DIRECTIONS => Show every line in the records below that contains the word "name".

EXERCISE MATERIAL =>

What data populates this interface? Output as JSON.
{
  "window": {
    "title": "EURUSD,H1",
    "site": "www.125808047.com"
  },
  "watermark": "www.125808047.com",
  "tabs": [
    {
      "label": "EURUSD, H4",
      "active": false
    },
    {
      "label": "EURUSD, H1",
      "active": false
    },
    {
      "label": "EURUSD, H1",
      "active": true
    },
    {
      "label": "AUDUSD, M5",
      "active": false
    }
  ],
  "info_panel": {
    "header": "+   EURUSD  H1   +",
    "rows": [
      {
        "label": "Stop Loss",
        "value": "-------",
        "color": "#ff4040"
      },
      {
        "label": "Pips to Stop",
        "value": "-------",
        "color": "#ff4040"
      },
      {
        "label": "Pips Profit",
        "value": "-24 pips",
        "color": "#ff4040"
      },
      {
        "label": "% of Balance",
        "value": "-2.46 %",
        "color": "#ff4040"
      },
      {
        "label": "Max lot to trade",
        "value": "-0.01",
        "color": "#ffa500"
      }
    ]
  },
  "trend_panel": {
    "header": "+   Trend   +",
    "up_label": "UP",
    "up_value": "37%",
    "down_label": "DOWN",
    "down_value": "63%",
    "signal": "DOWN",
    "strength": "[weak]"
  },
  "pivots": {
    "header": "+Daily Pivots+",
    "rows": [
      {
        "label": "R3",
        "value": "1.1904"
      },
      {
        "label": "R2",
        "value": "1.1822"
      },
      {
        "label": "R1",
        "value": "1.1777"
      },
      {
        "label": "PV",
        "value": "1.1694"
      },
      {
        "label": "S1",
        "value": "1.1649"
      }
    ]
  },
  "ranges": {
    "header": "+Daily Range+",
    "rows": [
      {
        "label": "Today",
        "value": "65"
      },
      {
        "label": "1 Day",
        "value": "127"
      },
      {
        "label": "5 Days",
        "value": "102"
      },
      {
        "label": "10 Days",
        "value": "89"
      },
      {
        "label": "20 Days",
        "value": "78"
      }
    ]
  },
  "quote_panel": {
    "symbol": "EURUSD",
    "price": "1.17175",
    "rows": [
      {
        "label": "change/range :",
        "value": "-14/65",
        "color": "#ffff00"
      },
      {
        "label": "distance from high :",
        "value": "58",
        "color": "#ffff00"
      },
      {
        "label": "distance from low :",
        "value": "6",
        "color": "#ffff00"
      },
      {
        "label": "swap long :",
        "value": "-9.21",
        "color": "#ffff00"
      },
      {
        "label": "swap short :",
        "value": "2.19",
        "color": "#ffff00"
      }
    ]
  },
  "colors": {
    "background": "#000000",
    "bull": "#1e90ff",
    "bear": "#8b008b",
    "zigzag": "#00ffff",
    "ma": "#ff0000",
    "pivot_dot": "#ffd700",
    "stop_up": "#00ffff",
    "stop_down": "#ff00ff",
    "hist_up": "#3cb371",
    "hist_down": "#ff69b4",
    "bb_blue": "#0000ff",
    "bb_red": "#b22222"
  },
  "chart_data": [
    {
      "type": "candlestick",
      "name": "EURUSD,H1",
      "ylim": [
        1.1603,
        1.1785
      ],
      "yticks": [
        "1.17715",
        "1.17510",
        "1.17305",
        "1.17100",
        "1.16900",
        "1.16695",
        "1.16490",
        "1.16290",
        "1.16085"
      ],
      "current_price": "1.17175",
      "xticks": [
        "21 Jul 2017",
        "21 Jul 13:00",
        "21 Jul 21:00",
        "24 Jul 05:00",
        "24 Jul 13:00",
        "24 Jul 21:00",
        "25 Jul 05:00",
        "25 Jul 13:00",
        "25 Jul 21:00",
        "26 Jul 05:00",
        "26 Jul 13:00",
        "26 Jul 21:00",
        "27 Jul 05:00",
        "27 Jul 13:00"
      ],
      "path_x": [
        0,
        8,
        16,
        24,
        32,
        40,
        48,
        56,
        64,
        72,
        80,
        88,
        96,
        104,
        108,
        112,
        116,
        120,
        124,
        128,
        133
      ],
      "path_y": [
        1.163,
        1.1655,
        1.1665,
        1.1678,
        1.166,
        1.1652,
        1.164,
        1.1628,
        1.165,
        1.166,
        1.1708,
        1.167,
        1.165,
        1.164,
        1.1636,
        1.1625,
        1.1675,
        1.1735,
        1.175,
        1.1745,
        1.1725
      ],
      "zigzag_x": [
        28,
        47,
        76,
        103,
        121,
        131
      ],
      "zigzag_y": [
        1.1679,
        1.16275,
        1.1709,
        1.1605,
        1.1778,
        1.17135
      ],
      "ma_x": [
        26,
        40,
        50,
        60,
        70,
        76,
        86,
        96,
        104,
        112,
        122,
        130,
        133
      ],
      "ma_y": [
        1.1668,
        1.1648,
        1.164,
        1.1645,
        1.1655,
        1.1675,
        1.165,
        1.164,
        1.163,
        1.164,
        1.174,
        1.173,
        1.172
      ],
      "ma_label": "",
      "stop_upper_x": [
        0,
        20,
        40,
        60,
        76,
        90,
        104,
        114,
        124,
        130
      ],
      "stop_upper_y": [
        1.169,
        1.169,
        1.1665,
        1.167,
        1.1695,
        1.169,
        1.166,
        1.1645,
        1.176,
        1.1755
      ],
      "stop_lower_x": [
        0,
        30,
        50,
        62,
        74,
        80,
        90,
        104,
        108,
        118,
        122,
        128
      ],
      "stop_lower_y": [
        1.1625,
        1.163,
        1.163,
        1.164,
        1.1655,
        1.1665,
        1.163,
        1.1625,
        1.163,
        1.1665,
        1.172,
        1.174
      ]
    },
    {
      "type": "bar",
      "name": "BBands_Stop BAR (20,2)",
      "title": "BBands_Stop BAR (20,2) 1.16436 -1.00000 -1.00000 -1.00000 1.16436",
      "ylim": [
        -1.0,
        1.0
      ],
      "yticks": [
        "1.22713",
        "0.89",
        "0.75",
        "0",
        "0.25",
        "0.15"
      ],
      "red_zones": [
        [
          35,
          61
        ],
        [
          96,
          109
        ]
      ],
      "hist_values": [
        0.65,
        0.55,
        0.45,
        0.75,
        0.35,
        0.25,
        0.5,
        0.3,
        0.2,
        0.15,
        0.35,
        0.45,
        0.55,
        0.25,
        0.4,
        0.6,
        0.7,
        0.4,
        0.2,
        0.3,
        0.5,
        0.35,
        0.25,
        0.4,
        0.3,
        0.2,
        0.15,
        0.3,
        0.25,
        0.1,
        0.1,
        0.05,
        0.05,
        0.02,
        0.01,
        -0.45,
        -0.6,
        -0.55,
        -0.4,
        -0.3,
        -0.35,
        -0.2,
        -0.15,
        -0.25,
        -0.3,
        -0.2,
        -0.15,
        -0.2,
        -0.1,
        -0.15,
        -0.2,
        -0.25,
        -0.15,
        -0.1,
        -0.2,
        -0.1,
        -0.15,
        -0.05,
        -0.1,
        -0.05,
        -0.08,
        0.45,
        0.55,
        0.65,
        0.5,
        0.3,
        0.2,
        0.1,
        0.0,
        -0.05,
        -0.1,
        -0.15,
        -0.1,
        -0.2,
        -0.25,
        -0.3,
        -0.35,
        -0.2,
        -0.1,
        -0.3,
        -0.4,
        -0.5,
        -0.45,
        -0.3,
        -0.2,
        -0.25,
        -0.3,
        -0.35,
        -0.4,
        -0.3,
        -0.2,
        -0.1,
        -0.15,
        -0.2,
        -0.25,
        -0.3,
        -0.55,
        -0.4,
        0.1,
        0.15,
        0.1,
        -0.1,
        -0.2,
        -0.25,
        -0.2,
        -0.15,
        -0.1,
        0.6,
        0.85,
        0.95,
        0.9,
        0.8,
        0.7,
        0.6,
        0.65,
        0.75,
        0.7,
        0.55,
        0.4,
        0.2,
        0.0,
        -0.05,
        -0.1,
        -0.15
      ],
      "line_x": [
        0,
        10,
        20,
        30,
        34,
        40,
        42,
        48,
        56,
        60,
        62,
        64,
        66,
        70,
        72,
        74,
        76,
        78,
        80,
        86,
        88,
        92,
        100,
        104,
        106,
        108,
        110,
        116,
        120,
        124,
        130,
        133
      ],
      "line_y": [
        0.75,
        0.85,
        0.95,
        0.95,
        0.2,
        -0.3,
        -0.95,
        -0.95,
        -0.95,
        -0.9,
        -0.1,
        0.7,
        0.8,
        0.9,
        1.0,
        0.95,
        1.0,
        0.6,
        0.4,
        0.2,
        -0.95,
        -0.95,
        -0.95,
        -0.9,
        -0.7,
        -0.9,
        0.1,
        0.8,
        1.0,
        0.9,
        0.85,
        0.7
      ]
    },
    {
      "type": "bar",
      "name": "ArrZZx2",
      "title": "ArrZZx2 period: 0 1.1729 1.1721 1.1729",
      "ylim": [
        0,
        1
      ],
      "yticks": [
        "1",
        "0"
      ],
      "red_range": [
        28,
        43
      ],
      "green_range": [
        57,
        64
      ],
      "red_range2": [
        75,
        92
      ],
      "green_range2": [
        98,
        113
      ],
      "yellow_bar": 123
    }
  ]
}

SOLUTION FOR THIS EXERCISE =>
      "name": "EURUSD,H1",
      "name": "BBands_Stop BAR (20,2)",
      "name": "ArrZZx2",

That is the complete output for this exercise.